**Task requirements:** Return every record below exactly as written, omitting any pictures.

— start of Data section —

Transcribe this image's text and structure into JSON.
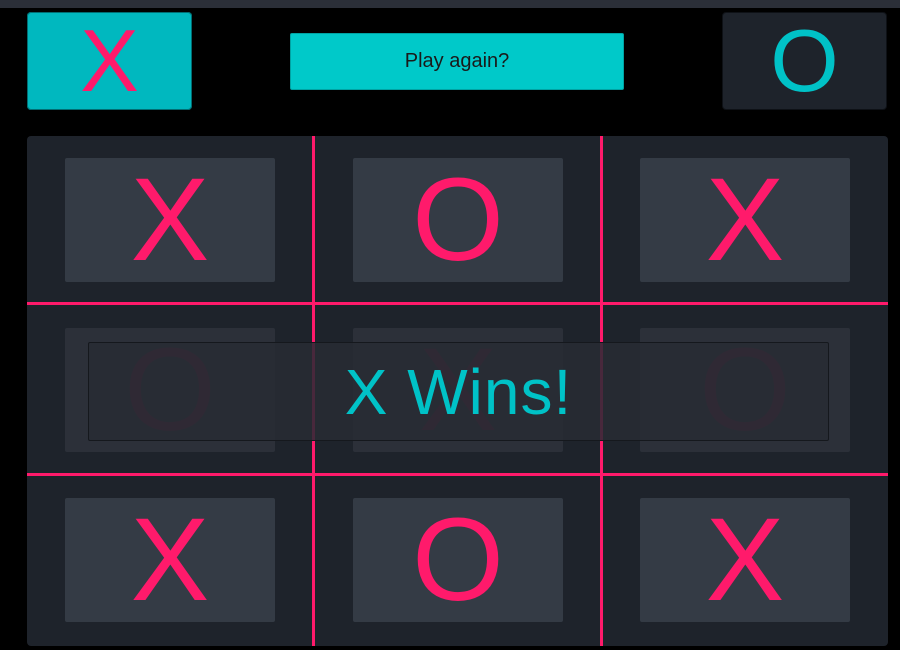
{
  "players": {
    "x": {
      "symbol": "X",
      "active": true
    },
    "o": {
      "symbol": "O",
      "active": false
    }
  },
  "play_again_label": "Play again?",
  "board": [
    [
      "X",
      "O",
      "X"
    ],
    [
      "O",
      "X",
      "O"
    ],
    [
      "X",
      "O",
      "X"
    ]
  ],
  "result_text": "X Wins!",
  "colors": {
    "mark": "#ff1a6b",
    "accent": "#00c2c7",
    "cell": "#343b45",
    "board": "#1e232b",
    "background": "#000000"
  }
}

— end of Data section —

**Worked answer:**
Transcribe this image's text and structure into JSON.
{
  "players": {
    "x": {
      "symbol": "X",
      "active": true
    },
    "o": {
      "symbol": "O",
      "active": false
    }
  },
  "play_again_label": "Play again?",
  "board": [
    [
      "X",
      "O",
      "X"
    ],
    [
      "O",
      "X",
      "O"
    ],
    [
      "X",
      "O",
      "X"
    ]
  ],
  "result_text": "X Wins!",
  "colors": {
    "mark": "#ff1a6b",
    "accent": "#00c2c7",
    "cell": "#343b45",
    "board": "#1e232b",
    "background": "#000000"
  }
}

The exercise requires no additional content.